# STATED TASK
Gather all lines with "HOWARDS" from the records.

Items from a figure collection

::::

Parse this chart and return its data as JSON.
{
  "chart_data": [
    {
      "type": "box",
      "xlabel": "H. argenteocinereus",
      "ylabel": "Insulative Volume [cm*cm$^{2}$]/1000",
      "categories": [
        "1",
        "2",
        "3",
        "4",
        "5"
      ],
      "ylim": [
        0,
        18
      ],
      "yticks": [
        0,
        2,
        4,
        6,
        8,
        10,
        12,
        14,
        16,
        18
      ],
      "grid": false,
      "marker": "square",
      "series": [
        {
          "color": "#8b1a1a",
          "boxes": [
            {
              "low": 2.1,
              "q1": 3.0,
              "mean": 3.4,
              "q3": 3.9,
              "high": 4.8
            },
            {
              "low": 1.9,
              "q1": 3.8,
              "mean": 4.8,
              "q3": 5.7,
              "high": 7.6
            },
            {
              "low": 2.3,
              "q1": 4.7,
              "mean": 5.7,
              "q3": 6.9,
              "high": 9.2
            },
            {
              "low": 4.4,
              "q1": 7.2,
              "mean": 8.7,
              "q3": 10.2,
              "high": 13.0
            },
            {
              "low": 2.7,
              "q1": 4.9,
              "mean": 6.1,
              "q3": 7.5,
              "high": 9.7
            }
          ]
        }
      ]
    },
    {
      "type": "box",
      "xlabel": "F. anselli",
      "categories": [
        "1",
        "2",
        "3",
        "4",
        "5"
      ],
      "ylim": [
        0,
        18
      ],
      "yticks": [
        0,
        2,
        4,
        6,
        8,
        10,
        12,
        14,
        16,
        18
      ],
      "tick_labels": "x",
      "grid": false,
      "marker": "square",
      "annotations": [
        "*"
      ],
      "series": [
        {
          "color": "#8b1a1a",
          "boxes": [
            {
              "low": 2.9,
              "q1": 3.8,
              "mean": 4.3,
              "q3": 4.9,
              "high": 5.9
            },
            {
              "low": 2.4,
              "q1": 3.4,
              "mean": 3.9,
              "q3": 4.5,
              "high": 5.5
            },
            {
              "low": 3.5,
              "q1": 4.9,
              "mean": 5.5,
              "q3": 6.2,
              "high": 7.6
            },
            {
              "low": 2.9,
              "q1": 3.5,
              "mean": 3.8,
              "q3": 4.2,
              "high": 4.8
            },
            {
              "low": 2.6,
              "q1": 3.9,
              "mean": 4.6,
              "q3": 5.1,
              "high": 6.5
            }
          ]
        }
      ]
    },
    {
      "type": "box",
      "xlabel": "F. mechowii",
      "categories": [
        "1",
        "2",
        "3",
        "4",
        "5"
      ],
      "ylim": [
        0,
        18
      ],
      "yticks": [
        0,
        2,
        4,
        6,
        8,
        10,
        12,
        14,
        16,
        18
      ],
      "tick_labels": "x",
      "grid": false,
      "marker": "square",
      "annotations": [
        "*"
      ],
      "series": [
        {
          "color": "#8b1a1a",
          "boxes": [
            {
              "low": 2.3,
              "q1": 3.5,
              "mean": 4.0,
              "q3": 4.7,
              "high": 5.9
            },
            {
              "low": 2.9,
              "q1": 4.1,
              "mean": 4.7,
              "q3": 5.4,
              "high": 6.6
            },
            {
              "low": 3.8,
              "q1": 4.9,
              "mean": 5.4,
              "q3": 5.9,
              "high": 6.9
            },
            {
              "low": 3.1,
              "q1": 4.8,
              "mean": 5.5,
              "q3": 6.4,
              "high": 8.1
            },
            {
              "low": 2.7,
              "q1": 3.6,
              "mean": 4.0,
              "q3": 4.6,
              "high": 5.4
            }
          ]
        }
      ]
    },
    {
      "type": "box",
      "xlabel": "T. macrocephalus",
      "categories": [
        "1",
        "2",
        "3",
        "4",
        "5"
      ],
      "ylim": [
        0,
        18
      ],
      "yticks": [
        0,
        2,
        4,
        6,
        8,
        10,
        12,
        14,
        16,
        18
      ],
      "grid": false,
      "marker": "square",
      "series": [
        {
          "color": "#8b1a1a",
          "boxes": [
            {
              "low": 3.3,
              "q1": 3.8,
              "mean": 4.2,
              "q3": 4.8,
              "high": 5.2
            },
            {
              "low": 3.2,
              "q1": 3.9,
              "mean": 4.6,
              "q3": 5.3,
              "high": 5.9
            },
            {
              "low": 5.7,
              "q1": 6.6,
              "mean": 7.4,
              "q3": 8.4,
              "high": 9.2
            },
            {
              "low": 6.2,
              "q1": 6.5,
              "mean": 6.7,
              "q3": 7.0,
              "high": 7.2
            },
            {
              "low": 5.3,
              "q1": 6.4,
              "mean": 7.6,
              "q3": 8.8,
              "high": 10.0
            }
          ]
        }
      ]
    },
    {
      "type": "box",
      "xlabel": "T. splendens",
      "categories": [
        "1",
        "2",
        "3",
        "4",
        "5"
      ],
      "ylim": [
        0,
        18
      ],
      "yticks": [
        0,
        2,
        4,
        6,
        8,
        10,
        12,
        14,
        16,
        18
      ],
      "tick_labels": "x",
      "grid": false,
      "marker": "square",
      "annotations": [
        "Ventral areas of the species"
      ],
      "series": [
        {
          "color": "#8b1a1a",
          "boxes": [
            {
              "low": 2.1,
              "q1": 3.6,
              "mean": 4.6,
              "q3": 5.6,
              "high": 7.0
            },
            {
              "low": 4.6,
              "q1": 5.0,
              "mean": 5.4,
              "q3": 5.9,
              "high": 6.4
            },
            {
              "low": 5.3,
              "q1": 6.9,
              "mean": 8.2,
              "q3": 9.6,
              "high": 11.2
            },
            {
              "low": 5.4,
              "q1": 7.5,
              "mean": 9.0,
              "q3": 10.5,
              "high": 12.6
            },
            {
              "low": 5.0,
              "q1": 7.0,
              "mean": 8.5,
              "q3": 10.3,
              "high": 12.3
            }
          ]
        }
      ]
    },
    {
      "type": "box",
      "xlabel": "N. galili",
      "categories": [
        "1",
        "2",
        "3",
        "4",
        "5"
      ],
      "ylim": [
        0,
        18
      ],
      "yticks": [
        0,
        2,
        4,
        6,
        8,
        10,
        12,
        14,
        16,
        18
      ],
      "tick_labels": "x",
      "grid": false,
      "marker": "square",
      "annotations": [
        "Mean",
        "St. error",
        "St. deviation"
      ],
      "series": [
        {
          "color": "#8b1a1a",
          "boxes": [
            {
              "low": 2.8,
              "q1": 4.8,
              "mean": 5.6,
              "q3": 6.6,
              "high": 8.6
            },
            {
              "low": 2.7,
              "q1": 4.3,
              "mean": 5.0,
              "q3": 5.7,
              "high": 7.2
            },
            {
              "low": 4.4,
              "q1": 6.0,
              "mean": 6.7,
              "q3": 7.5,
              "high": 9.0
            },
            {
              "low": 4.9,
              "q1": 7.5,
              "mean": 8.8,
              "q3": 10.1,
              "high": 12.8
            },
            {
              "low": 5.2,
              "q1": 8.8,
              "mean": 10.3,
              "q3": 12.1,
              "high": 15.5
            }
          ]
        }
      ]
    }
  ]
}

::::

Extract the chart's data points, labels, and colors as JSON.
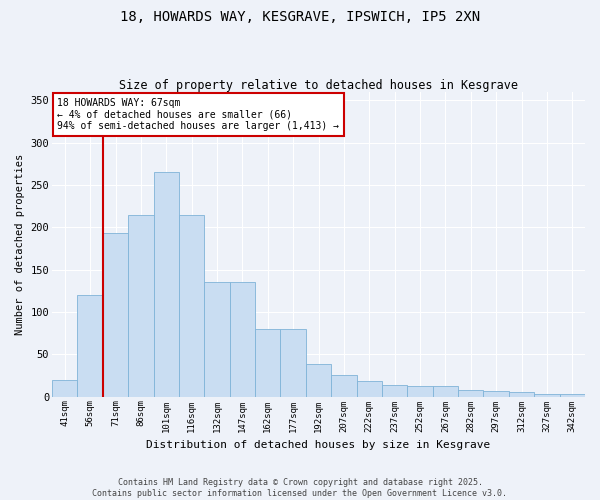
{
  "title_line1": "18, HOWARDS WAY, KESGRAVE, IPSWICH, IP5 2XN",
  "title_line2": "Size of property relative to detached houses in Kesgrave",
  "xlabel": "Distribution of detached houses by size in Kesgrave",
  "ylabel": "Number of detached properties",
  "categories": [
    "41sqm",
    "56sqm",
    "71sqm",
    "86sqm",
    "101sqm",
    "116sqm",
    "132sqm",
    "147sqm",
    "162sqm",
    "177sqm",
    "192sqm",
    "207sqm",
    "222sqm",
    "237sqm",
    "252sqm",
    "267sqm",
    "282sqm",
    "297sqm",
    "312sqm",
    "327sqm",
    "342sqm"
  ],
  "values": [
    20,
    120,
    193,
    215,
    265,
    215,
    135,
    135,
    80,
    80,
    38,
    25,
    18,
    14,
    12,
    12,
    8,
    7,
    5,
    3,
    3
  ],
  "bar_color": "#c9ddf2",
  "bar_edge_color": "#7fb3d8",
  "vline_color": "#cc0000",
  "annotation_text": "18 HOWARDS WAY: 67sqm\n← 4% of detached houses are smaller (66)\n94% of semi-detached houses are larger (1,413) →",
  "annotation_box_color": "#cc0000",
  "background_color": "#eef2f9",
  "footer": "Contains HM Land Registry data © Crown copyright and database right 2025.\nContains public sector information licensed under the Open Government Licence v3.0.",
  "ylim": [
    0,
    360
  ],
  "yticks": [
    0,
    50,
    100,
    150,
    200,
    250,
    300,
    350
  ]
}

::::

# FULL SOLUTION
  "title_line1": "18, HOWARDS WAY, KESGRAVE, IPSWICH, IP5 2XN",
  "annotation_text": "18 HOWARDS WAY: 67sqm\n← 4% of detached houses are smaller (66)\n94% of semi-detached houses are larger (1,413) →",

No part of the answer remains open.